**Aim of the exercise:** Take each line containing "Activities" and report it exactly as written.

*****

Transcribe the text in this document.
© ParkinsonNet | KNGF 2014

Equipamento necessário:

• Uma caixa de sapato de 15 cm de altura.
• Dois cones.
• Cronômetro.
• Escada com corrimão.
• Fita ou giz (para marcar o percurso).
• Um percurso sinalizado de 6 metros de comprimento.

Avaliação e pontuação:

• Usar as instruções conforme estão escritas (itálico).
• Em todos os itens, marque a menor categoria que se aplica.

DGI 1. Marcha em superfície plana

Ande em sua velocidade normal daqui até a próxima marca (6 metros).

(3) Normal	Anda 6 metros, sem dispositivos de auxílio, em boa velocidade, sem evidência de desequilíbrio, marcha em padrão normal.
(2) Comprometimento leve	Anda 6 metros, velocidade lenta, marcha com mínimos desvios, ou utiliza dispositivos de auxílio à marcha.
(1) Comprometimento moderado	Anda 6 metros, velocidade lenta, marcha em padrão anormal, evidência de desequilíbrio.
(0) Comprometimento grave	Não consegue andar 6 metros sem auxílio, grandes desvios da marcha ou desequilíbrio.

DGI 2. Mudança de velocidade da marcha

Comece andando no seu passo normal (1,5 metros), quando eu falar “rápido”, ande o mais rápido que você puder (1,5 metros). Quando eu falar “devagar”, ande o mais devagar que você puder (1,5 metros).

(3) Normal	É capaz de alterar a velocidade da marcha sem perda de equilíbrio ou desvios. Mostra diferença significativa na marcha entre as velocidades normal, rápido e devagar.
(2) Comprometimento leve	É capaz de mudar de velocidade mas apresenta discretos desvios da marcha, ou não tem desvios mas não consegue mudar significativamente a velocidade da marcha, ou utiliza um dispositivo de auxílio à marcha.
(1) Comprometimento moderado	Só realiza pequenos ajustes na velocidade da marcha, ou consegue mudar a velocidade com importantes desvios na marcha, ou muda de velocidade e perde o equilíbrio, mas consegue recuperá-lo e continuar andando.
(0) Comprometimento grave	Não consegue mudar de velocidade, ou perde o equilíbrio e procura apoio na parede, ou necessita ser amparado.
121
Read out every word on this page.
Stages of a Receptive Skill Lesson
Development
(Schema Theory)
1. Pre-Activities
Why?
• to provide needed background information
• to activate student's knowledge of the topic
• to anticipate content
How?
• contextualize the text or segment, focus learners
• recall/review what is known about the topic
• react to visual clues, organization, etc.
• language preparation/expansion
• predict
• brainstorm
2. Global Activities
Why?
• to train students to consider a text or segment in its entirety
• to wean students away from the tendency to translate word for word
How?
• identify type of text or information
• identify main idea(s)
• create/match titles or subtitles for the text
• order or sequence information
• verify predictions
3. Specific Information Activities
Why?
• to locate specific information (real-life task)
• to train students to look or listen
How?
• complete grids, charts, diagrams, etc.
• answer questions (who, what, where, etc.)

*****

**Response to this task:**
1. Pre-Activities
2. Global Activities
3. Specific Information Activities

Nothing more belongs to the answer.